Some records
++++
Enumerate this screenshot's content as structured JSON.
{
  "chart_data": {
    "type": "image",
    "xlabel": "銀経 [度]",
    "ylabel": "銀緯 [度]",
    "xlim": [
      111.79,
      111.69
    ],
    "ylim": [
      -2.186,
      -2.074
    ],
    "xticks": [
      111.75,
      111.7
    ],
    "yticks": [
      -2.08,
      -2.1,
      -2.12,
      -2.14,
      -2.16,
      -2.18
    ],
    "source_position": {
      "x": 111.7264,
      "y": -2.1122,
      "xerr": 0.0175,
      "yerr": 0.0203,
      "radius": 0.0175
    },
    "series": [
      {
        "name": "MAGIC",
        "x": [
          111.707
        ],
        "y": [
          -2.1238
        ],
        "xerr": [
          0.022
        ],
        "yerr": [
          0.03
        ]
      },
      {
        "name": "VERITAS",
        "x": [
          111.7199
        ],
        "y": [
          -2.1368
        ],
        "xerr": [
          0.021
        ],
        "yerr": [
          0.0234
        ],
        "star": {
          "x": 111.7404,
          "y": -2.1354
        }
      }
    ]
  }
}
++++
Your task is to retype all of the records exactly.

**FULL RESPONSE**
Enumerate this screenshot's content as structured JSON.
{
  "chart_data": {
    "type": "image",
    "xlabel": "銀経 [度]",
    "ylabel": "銀緯 [度]",
    "xlim": [
      111.79,
      111.69
    ],
    "ylim": [
      -2.186,
      -2.074
    ],
    "xticks": [
      111.75,
      111.7
    ],
    "yticks": [
      -2.08,
      -2.1,
      -2.12,
      -2.14,
      -2.16,
      -2.18
    ],
    "source_position": {
      "x": 111.7264,
      "y": -2.1122,
      "xerr": 0.0175,
      "yerr": 0.0203,
      "radius": 0.0175
    },
    "series": [
      {
        "name": "MAGIC",
        "x": [
          111.707
        ],
        "y": [
          -2.1238
        ],
        "xerr": [
          0.022
        ],
        "yerr": [
          0.03
        ]
      },
      {
        "name": "VERITAS",
        "x": [
          111.7199
        ],
        "y": [
          -2.1368
        ],
        "xerr": [
          0.021
        ],
        "yerr": [
          0.0234
        ],
        "star": {
          "x": 111.7404,
          "y": -2.1354
        }
      }
    ]
  }
}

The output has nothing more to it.